● **What you should do**:
How many of the lines contain the string "title"? Give the number, with no other words.

[Extracted data entries]
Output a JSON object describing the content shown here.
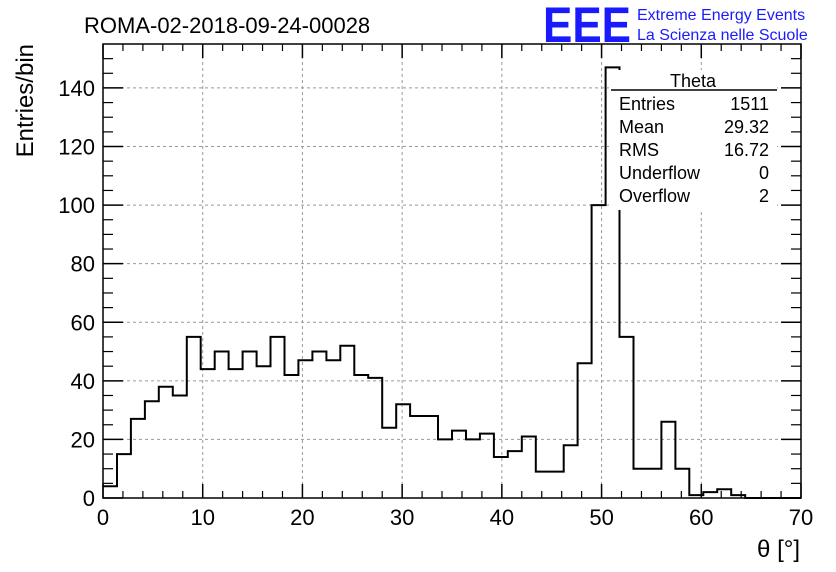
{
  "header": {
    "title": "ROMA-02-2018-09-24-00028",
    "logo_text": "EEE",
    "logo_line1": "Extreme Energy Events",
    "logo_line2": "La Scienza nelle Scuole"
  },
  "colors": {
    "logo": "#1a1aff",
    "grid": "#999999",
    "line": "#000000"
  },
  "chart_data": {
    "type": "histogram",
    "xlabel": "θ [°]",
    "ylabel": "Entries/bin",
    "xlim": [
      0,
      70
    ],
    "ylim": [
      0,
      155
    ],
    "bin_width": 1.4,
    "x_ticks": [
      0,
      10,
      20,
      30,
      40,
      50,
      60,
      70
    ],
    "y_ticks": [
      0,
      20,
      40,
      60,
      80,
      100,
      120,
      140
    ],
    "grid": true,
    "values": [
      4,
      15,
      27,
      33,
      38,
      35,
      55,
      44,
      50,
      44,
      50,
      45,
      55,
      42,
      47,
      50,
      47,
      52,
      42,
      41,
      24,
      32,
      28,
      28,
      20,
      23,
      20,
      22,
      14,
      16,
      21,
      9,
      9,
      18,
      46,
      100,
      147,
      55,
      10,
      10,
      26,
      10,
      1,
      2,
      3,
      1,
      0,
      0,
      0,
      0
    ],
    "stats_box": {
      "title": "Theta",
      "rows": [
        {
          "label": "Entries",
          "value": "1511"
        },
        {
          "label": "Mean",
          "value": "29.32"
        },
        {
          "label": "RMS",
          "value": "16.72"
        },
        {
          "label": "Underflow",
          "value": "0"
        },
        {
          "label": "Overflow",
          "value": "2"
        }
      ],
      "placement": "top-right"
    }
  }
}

● **Solution**:
2